(REQUEST): Using the data below, gather each line that includes the word "icon".
━━━ RECORDS SUPPLIED
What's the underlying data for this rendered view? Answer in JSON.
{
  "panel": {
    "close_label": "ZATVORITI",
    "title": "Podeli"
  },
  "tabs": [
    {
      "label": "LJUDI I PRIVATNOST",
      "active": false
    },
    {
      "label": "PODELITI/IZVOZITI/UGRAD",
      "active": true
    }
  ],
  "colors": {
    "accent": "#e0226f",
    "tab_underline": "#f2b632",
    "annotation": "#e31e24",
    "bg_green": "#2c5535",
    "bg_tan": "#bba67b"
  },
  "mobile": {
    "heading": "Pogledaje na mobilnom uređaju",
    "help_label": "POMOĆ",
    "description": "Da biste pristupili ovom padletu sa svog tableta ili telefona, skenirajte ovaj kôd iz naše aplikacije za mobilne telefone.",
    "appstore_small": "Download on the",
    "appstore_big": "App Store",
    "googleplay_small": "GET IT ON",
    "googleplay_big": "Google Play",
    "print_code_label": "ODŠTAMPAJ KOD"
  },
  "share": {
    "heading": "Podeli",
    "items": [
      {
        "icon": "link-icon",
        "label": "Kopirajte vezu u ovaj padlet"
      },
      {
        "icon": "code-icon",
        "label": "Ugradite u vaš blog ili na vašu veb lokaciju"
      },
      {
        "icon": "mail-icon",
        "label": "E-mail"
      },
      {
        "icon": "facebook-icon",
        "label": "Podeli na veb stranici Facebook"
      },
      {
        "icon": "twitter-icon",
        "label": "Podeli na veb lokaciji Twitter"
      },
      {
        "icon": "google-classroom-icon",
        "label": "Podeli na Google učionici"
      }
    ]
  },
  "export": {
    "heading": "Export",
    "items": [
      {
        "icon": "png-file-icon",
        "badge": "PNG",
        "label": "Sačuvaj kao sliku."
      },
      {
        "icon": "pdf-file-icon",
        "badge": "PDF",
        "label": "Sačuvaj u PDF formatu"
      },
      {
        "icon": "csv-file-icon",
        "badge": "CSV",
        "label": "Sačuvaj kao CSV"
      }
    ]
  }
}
━━━━━━
(ANSWER TO THIS TASK):
        "icon": "link-icon",
        "icon": "code-icon",
        "icon": "mail-icon",
        "icon": "facebook-icon",
        "icon": "twitter-icon",
        "icon": "google-classroom-icon",
        "icon": "png-file-icon",
        "icon": "pdf-file-icon",
        "icon": "csv-file-icon",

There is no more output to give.